### Direction
Which lines in the records below contain the word "values"? Copy each of them.

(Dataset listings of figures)
◇ ◇ ◇
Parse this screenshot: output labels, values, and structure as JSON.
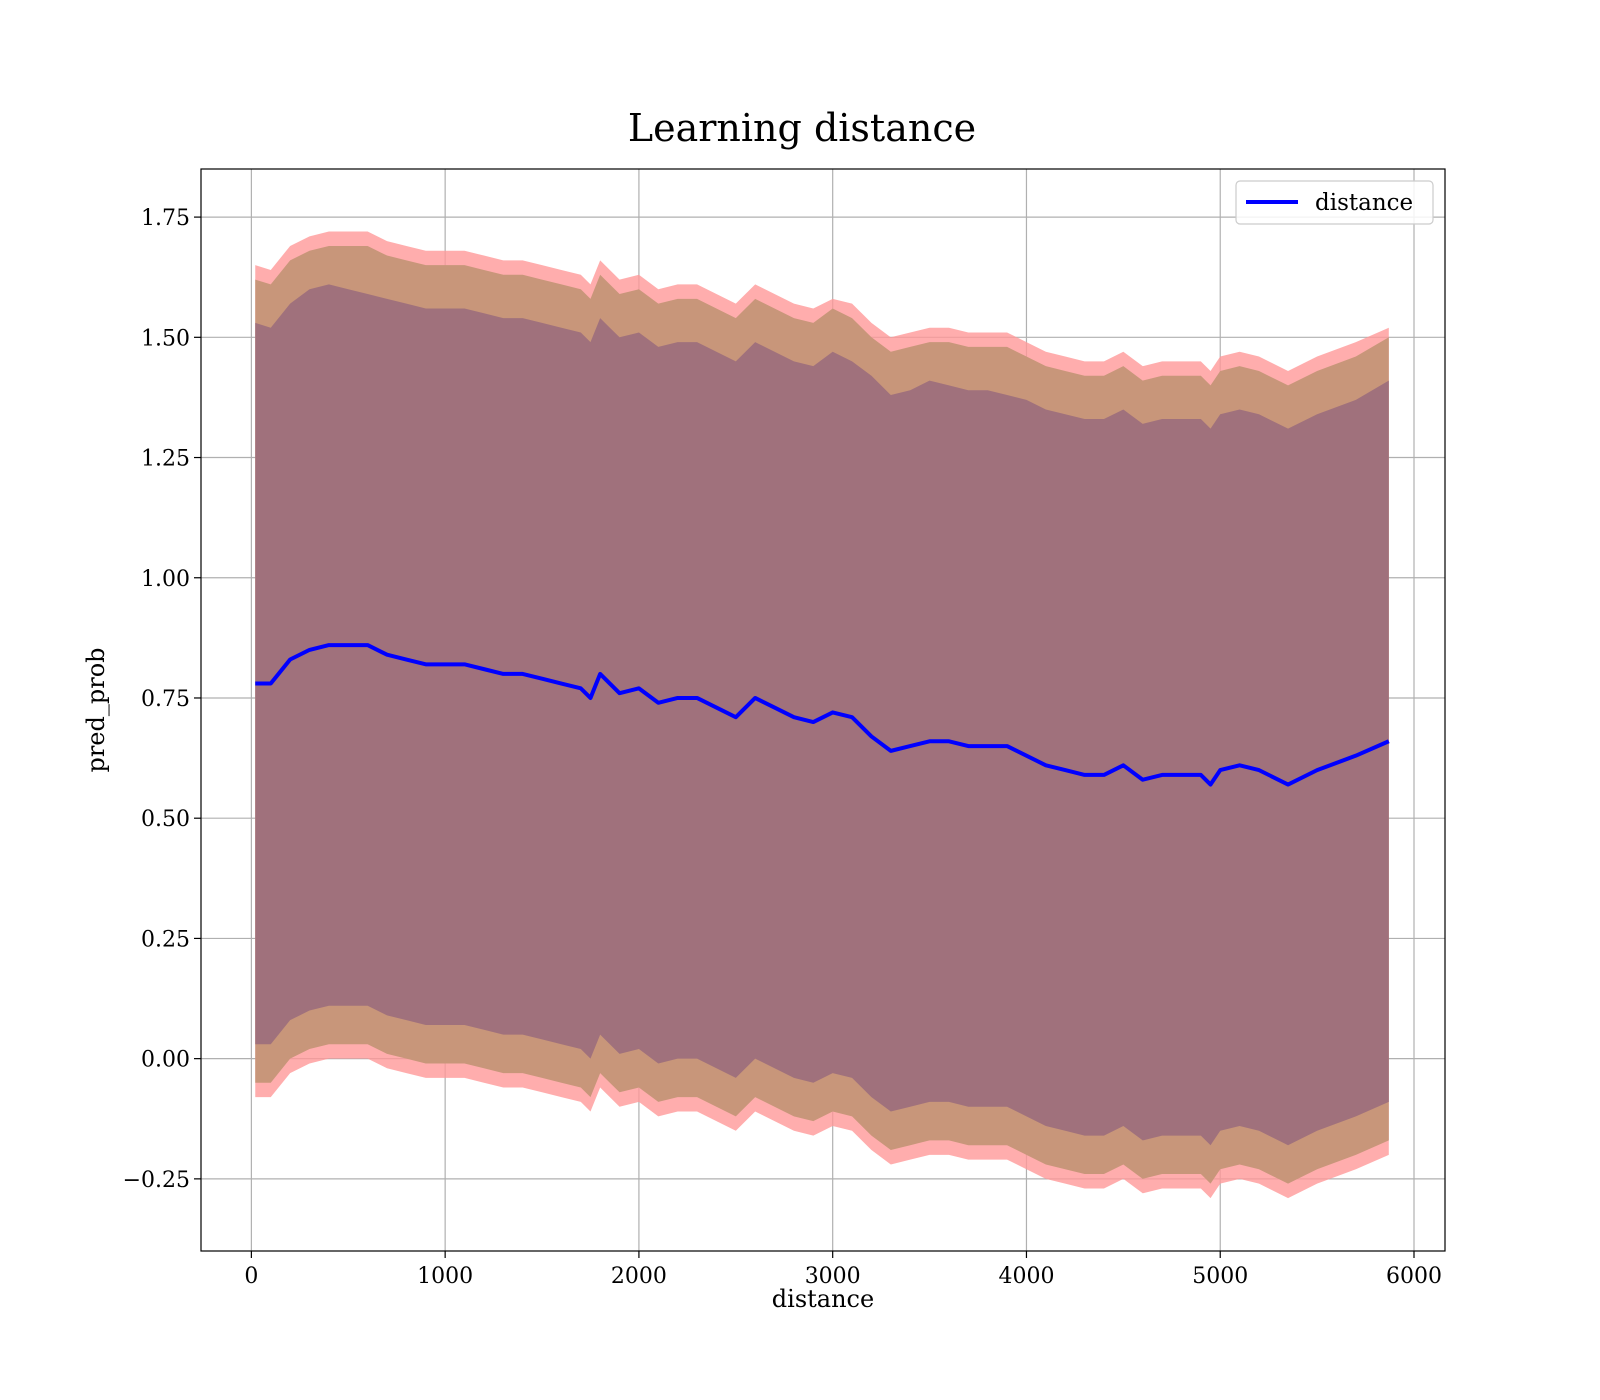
{
  "chart_data": {
    "type": "line",
    "title": "Learning distance",
    "xlabel": "distance",
    "ylabel": "pred_prob",
    "xlim": [
      -260,
      6160
    ],
    "ylim": [
      -0.4,
      1.85
    ],
    "xticks": [
      0,
      1000,
      2000,
      3000,
      4000,
      5000,
      6000
    ],
    "xtick_labels": [
      "0",
      "1000",
      "2000",
      "3000",
      "4000",
      "5000",
      "6000"
    ],
    "yticks": [
      -0.25,
      0.0,
      0.25,
      0.5,
      0.75,
      1.0,
      1.25,
      1.5,
      1.75
    ],
    "ytick_labels": [
      "−0.25",
      "0.00",
      "0.25",
      "0.50",
      "0.75",
      "1.00",
      "1.25",
      "1.50",
      "1.75"
    ],
    "grid": true,
    "legend": {
      "position": "top-right",
      "entries": [
        "distance"
      ]
    },
    "colors": {
      "line": "#0000ff",
      "band_outer": "#ff9999",
      "band_mid": "#c8967a",
      "band_inner": "#a0717c"
    },
    "x": [
      20,
      100,
      200,
      300,
      400,
      500,
      600,
      700,
      800,
      900,
      1000,
      1100,
      1200,
      1300,
      1400,
      1500,
      1600,
      1700,
      1750,
      1800,
      1850,
      1900,
      2000,
      2100,
      2200,
      2300,
      2400,
      2500,
      2600,
      2700,
      2800,
      2900,
      3000,
      3100,
      3200,
      3300,
      3400,
      3500,
      3600,
      3700,
      3800,
      3900,
      4000,
      4100,
      4200,
      4300,
      4400,
      4500,
      4600,
      4700,
      4800,
      4900,
      4950,
      5000,
      5100,
      5200,
      5350,
      5500,
      5700,
      5870
    ],
    "series": [
      {
        "name": "distance",
        "values": [
          0.78,
          0.78,
          0.83,
          0.85,
          0.86,
          0.86,
          0.86,
          0.84,
          0.83,
          0.82,
          0.82,
          0.82,
          0.81,
          0.8,
          0.8,
          0.79,
          0.78,
          0.77,
          0.75,
          0.8,
          0.78,
          0.76,
          0.77,
          0.74,
          0.75,
          0.75,
          0.73,
          0.71,
          0.75,
          0.73,
          0.71,
          0.7,
          0.72,
          0.71,
          0.67,
          0.64,
          0.65,
          0.66,
          0.66,
          0.65,
          0.65,
          0.65,
          0.63,
          0.61,
          0.6,
          0.59,
          0.59,
          0.61,
          0.58,
          0.59,
          0.59,
          0.59,
          0.57,
          0.6,
          0.61,
          0.6,
          0.57,
          0.6,
          0.63,
          0.66
        ],
        "band_inner_upper": [
          1.53,
          1.52,
          1.57,
          1.6,
          1.61,
          1.6,
          1.59,
          1.58,
          1.57,
          1.56,
          1.56,
          1.56,
          1.55,
          1.54,
          1.54,
          1.53,
          1.52,
          1.51,
          1.49,
          1.54,
          1.52,
          1.5,
          1.51,
          1.48,
          1.49,
          1.49,
          1.47,
          1.45,
          1.49,
          1.47,
          1.45,
          1.44,
          1.47,
          1.45,
          1.42,
          1.38,
          1.39,
          1.41,
          1.4,
          1.39,
          1.39,
          1.38,
          1.37,
          1.35,
          1.34,
          1.33,
          1.33,
          1.35,
          1.32,
          1.33,
          1.33,
          1.33,
          1.31,
          1.34,
          1.35,
          1.34,
          1.31,
          1.34,
          1.37,
          1.41
        ],
        "band_inner_lower": [
          0.03,
          0.03,
          0.08,
          0.1,
          0.11,
          0.11,
          0.11,
          0.09,
          0.08,
          0.07,
          0.07,
          0.07,
          0.06,
          0.05,
          0.05,
          0.04,
          0.03,
          0.02,
          0.0,
          0.05,
          0.03,
          0.01,
          0.02,
          -0.01,
          0.0,
          0.0,
          -0.02,
          -0.04,
          0.0,
          -0.02,
          -0.04,
          -0.05,
          -0.03,
          -0.04,
          -0.08,
          -0.11,
          -0.1,
          -0.09,
          -0.09,
          -0.1,
          -0.1,
          -0.1,
          -0.12,
          -0.14,
          -0.15,
          -0.16,
          -0.16,
          -0.14,
          -0.17,
          -0.16,
          -0.16,
          -0.16,
          -0.18,
          -0.15,
          -0.14,
          -0.15,
          -0.18,
          -0.15,
          -0.12,
          -0.09
        ],
        "band_mid_upper": [
          1.62,
          1.61,
          1.66,
          1.68,
          1.69,
          1.69,
          1.69,
          1.67,
          1.66,
          1.65,
          1.65,
          1.65,
          1.64,
          1.63,
          1.63,
          1.62,
          1.61,
          1.6,
          1.58,
          1.63,
          1.61,
          1.59,
          1.6,
          1.57,
          1.58,
          1.58,
          1.56,
          1.54,
          1.58,
          1.56,
          1.54,
          1.53,
          1.56,
          1.54,
          1.5,
          1.47,
          1.48,
          1.49,
          1.49,
          1.48,
          1.48,
          1.48,
          1.46,
          1.44,
          1.43,
          1.42,
          1.42,
          1.44,
          1.41,
          1.42,
          1.42,
          1.42,
          1.4,
          1.43,
          1.44,
          1.43,
          1.4,
          1.43,
          1.46,
          1.5
        ],
        "band_mid_lower": [
          -0.05,
          -0.05,
          0.0,
          0.02,
          0.03,
          0.03,
          0.03,
          0.01,
          0.0,
          -0.01,
          -0.01,
          -0.01,
          -0.02,
          -0.03,
          -0.03,
          -0.04,
          -0.05,
          -0.06,
          -0.08,
          -0.03,
          -0.05,
          -0.07,
          -0.06,
          -0.09,
          -0.08,
          -0.08,
          -0.1,
          -0.12,
          -0.08,
          -0.1,
          -0.12,
          -0.13,
          -0.11,
          -0.12,
          -0.16,
          -0.19,
          -0.18,
          -0.17,
          -0.17,
          -0.18,
          -0.18,
          -0.18,
          -0.2,
          -0.22,
          -0.23,
          -0.24,
          -0.24,
          -0.22,
          -0.25,
          -0.24,
          -0.24,
          -0.24,
          -0.26,
          -0.23,
          -0.22,
          -0.23,
          -0.26,
          -0.23,
          -0.2,
          -0.17
        ],
        "band_outer_upper": [
          1.65,
          1.64,
          1.69,
          1.71,
          1.72,
          1.72,
          1.72,
          1.7,
          1.69,
          1.68,
          1.68,
          1.68,
          1.67,
          1.66,
          1.66,
          1.65,
          1.64,
          1.63,
          1.61,
          1.66,
          1.64,
          1.62,
          1.63,
          1.6,
          1.61,
          1.61,
          1.59,
          1.57,
          1.61,
          1.59,
          1.57,
          1.56,
          1.58,
          1.57,
          1.53,
          1.5,
          1.51,
          1.52,
          1.52,
          1.51,
          1.51,
          1.51,
          1.49,
          1.47,
          1.46,
          1.45,
          1.45,
          1.47,
          1.44,
          1.45,
          1.45,
          1.45,
          1.43,
          1.46,
          1.47,
          1.46,
          1.43,
          1.46,
          1.49,
          1.52
        ],
        "band_outer_lower": [
          -0.08,
          -0.08,
          -0.03,
          -0.01,
          0.0,
          0.0,
          0.0,
          -0.02,
          -0.03,
          -0.04,
          -0.04,
          -0.04,
          -0.05,
          -0.06,
          -0.06,
          -0.07,
          -0.08,
          -0.09,
          -0.11,
          -0.06,
          -0.08,
          -0.1,
          -0.09,
          -0.12,
          -0.11,
          -0.11,
          -0.13,
          -0.15,
          -0.11,
          -0.13,
          -0.15,
          -0.16,
          -0.14,
          -0.15,
          -0.19,
          -0.22,
          -0.21,
          -0.2,
          -0.2,
          -0.21,
          -0.21,
          -0.21,
          -0.23,
          -0.25,
          -0.26,
          -0.27,
          -0.27,
          -0.25,
          -0.28,
          -0.27,
          -0.27,
          -0.27,
          -0.29,
          -0.26,
          -0.25,
          -0.26,
          -0.29,
          -0.26,
          -0.23,
          -0.2
        ]
      }
    ]
  }
}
◇ ◇ ◇
### Exercise output
Parse this screenshot: output labels, values, and structure as JSON.
        "values": [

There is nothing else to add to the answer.